■ **The problem**
Reproduce the listing from its first line through the line containing "edge-line (215, 1326, 289, 1539)", inclusive, swapping "purple-strip" for "violet-strip" and leaving everything else unchanged.

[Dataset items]
┏━━

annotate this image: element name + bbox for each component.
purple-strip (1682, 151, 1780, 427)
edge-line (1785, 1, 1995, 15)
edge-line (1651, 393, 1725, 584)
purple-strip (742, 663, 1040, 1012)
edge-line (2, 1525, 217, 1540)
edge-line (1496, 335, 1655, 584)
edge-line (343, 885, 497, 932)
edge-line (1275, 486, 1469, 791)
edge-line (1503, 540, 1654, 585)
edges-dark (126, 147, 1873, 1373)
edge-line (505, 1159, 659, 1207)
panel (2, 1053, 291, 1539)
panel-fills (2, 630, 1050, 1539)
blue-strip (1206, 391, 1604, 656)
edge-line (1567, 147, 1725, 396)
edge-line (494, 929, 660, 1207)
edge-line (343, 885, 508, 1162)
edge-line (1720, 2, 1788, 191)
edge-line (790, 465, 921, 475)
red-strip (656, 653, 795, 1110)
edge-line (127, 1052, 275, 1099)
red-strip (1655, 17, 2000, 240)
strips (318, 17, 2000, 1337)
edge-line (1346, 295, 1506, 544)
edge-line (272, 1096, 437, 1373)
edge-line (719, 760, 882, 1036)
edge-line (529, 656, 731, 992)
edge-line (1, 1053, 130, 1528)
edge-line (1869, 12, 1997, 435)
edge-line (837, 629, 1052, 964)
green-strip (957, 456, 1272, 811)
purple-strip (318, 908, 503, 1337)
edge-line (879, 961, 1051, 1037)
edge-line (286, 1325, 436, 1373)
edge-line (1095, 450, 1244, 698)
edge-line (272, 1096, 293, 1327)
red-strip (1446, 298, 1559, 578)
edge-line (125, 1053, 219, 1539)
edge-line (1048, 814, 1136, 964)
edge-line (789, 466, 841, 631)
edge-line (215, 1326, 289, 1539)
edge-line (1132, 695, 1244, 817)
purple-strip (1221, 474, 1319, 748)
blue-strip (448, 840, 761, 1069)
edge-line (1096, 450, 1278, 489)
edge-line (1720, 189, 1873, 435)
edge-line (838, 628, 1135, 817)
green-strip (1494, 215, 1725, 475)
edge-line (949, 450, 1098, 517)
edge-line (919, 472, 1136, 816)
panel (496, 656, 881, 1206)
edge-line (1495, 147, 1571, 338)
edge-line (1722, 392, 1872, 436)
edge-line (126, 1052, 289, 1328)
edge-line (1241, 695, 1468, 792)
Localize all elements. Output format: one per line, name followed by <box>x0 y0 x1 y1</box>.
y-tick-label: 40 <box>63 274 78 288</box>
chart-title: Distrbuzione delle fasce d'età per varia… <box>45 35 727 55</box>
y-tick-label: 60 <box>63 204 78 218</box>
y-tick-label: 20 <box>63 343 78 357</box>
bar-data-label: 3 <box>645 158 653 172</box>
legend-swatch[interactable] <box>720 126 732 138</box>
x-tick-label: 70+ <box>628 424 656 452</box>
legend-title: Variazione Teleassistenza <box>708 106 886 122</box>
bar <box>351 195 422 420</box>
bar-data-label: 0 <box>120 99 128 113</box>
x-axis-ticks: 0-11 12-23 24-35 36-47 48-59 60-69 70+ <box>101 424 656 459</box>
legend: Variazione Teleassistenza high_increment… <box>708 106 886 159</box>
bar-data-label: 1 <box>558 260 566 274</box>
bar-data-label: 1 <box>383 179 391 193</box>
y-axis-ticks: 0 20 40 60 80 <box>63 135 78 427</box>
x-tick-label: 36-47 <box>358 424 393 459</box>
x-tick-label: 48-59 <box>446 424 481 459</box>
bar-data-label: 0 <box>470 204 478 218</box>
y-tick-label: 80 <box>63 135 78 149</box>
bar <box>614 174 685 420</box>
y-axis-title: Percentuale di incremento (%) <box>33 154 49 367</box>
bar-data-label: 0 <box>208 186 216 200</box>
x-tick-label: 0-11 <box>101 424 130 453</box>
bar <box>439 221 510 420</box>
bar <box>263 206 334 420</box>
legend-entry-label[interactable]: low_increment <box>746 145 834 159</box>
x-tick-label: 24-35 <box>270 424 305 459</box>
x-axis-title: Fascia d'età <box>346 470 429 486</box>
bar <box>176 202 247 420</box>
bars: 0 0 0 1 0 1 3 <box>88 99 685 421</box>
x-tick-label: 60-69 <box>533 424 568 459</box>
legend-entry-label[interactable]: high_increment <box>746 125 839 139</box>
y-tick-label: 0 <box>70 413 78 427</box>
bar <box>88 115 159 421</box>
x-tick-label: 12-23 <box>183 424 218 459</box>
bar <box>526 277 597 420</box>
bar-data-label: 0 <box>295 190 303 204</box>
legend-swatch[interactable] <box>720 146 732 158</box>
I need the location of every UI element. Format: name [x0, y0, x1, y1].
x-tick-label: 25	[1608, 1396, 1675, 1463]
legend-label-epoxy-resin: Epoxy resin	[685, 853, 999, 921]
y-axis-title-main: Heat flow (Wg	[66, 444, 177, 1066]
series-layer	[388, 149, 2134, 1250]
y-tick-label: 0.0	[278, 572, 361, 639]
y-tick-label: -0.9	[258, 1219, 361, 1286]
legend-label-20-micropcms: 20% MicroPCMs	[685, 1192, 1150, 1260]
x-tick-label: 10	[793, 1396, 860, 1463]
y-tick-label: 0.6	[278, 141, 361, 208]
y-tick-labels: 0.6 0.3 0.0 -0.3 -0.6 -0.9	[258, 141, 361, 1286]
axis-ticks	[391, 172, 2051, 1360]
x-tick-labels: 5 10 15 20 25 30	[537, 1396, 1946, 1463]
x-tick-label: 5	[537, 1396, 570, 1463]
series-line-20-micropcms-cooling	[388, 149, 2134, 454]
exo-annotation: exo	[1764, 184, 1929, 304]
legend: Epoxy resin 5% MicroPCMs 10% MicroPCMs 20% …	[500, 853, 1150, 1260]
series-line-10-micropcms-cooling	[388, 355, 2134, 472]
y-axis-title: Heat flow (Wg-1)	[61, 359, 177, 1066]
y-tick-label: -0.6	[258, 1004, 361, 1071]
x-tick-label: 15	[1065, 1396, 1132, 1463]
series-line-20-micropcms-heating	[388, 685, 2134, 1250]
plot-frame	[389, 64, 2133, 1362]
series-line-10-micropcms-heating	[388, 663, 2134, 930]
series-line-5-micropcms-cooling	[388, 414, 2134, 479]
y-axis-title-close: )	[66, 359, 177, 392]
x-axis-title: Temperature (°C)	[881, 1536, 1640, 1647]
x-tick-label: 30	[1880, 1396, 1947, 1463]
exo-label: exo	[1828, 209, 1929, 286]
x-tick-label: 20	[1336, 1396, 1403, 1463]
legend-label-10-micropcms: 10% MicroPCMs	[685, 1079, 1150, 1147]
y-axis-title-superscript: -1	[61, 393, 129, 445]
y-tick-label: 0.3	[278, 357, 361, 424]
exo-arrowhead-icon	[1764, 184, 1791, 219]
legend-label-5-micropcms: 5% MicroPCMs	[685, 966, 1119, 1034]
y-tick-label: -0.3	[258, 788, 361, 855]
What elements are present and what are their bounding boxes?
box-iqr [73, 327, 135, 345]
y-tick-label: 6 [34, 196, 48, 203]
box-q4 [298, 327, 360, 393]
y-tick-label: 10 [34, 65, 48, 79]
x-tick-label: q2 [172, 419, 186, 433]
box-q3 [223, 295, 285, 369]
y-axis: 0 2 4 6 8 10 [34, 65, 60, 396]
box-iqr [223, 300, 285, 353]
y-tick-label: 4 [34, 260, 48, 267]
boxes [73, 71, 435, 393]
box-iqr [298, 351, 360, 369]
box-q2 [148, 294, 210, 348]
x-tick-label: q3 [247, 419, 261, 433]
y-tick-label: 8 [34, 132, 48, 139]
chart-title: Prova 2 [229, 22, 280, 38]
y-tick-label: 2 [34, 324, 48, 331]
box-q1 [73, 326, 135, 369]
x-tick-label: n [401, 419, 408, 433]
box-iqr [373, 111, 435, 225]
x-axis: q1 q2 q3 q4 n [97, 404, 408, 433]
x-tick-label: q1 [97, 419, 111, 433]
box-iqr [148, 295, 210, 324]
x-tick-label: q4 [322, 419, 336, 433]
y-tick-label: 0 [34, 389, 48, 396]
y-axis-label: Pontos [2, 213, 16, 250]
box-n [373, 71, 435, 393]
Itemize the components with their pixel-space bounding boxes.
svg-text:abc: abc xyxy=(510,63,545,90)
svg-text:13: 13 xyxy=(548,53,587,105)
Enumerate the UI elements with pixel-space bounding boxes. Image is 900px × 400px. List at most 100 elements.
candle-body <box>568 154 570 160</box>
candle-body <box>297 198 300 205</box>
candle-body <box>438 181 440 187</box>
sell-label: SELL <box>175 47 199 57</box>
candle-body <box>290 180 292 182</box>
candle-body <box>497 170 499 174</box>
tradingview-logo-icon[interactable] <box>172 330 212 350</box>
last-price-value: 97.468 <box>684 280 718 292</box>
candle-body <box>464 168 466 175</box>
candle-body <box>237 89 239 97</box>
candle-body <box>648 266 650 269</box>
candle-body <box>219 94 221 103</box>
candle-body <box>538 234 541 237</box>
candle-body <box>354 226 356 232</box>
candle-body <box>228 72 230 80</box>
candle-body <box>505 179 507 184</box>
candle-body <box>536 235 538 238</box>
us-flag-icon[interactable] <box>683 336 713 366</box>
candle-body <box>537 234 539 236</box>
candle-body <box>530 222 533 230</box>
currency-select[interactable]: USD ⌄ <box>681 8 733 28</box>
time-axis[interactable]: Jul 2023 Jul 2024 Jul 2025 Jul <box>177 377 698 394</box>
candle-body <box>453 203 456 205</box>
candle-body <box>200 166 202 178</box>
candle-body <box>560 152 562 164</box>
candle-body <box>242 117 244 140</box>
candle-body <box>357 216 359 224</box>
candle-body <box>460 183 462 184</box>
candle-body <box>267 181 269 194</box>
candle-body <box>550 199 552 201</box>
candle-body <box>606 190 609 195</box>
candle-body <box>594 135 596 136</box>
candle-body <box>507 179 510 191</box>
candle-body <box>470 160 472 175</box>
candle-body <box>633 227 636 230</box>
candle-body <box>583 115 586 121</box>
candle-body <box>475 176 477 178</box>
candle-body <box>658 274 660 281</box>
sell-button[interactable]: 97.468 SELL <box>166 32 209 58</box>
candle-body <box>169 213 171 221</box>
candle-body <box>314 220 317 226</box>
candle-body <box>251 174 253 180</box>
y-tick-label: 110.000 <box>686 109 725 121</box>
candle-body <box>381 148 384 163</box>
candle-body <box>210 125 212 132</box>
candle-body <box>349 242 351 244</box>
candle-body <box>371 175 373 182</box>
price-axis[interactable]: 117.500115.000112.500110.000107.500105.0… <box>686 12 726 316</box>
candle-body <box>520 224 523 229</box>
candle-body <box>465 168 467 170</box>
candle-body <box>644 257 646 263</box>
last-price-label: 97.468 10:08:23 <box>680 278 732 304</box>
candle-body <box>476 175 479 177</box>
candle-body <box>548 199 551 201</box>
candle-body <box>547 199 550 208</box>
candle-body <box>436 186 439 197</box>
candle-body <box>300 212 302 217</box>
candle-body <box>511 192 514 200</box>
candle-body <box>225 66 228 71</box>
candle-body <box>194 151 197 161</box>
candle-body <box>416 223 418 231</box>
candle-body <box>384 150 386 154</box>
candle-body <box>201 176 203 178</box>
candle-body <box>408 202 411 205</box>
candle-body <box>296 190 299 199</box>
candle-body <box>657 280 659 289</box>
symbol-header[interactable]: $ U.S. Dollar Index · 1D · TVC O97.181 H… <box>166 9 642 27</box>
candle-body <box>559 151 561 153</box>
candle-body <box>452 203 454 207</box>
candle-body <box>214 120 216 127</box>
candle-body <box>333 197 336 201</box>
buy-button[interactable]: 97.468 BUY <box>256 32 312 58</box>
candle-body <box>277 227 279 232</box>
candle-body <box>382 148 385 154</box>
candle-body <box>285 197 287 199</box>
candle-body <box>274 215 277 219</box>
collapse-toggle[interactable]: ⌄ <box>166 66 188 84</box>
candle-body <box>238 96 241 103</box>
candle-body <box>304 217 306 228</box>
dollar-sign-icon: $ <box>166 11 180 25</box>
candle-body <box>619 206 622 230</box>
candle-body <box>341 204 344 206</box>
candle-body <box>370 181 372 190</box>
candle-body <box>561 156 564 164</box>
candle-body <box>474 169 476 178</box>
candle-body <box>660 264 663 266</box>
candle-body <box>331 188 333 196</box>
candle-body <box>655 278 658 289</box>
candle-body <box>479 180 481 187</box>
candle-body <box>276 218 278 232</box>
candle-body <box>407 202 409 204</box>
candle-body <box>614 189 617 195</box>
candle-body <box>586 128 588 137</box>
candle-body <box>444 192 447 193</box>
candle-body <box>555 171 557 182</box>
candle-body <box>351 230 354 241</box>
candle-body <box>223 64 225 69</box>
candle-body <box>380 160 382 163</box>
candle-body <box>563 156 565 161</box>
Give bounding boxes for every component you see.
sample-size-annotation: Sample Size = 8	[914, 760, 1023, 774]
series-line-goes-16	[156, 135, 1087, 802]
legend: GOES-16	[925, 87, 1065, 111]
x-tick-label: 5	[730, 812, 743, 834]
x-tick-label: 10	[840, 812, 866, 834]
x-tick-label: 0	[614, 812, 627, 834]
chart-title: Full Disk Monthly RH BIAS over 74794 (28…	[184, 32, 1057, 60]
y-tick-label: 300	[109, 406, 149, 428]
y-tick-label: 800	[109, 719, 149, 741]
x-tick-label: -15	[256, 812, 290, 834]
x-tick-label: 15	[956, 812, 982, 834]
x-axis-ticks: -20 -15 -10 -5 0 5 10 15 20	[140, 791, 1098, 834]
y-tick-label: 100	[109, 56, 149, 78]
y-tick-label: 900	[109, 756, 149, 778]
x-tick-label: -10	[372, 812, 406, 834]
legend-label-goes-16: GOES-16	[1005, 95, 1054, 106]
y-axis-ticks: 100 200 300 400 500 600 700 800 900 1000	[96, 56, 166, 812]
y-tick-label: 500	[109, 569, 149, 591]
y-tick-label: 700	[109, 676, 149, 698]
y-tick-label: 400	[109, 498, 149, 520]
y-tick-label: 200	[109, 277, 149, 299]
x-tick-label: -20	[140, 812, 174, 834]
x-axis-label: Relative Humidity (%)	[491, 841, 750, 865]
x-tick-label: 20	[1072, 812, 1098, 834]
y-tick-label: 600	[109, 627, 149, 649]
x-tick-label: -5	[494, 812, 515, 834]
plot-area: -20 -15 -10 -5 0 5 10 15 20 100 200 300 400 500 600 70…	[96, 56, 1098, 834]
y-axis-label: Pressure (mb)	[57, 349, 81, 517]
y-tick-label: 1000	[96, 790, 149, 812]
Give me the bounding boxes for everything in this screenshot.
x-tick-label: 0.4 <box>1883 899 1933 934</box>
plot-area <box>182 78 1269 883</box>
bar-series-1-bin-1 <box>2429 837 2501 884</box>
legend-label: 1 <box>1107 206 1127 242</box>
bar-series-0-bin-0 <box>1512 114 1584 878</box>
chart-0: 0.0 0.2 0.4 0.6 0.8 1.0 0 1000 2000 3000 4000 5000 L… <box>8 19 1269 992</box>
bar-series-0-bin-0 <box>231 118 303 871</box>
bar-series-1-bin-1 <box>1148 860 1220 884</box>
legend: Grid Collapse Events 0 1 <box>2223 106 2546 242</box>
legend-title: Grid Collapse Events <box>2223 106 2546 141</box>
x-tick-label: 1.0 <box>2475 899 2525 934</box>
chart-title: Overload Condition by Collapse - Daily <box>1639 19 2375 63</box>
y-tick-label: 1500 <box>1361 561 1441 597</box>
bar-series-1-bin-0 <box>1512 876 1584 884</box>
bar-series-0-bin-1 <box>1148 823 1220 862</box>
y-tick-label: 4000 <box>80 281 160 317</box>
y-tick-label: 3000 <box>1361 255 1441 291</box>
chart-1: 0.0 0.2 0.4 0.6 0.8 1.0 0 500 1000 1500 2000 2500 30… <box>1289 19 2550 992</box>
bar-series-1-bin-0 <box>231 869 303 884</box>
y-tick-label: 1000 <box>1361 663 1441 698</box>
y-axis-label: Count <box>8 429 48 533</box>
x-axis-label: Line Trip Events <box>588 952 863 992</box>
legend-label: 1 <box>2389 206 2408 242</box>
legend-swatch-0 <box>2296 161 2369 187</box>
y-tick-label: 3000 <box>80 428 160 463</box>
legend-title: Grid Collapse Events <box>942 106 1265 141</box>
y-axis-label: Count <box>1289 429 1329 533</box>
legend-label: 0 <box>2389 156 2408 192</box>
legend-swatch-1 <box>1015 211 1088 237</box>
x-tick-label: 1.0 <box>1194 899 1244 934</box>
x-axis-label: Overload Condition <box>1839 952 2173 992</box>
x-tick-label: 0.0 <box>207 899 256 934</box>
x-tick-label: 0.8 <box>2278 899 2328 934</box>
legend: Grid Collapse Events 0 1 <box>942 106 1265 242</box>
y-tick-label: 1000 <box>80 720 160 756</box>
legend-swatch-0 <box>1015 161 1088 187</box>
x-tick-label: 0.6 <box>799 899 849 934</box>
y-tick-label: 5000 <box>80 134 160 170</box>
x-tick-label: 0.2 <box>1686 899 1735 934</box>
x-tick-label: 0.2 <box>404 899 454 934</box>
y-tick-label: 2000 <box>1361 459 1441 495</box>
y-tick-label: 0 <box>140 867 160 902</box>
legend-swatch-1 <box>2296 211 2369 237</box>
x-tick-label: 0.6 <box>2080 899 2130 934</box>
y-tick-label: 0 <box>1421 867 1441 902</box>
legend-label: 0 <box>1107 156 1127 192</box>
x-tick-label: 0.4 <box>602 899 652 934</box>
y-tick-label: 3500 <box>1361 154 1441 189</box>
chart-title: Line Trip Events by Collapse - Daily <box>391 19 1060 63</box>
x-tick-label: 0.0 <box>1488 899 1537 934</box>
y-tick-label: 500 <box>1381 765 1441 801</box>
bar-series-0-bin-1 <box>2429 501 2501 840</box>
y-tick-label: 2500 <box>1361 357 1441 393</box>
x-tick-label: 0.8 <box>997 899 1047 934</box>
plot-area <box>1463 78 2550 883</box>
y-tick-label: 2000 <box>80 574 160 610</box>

┗━━

■ **Task result**
annotate this image: element name + bbox for each component.
violet-strip (1682, 151, 1780, 427)
edge-line (1785, 1, 1995, 15)
edge-line (1651, 393, 1725, 584)
violet-strip (742, 663, 1040, 1012)
edge-line (2, 1525, 217, 1540)
edge-line (1496, 335, 1655, 584)
edge-line (343, 885, 497, 932)
edge-line (1275, 486, 1469, 791)
edge-line (1503, 540, 1654, 585)
edges-dark (126, 147, 1873, 1373)
edge-line (505, 1159, 659, 1207)
panel (2, 1053, 291, 1539)
panel-fills (2, 630, 1050, 1539)
blue-strip (1206, 391, 1604, 656)
edge-line (1567, 147, 1725, 396)
edge-line (494, 929, 660, 1207)
edge-line (343, 885, 508, 1162)
edge-line (1720, 2, 1788, 191)
edge-line (790, 465, 921, 475)
red-strip (656, 653, 795, 1110)
edge-line (127, 1052, 275, 1099)
red-strip (1655, 17, 2000, 240)
strips (318, 17, 2000, 1337)
edge-line (1346, 295, 1506, 544)
edge-line (272, 1096, 437, 1373)
edge-line (719, 760, 882, 1036)
edge-line (529, 656, 731, 992)
edge-line (1, 1053, 130, 1528)
edge-line (1869, 12, 1997, 435)
edge-line (837, 629, 1052, 964)
green-strip (957, 456, 1272, 811)
violet-strip (318, 908, 503, 1337)
edge-line (879, 961, 1051, 1037)
edge-line (286, 1325, 436, 1373)
edge-line (1095, 450, 1244, 698)
edge-line (272, 1096, 293, 1327)
red-strip (1446, 298, 1559, 578)
edge-line (125, 1053, 219, 1539)
edge-line (1048, 814, 1136, 964)
edge-line (789, 466, 841, 631)
edge-line (215, 1326, 289, 1539)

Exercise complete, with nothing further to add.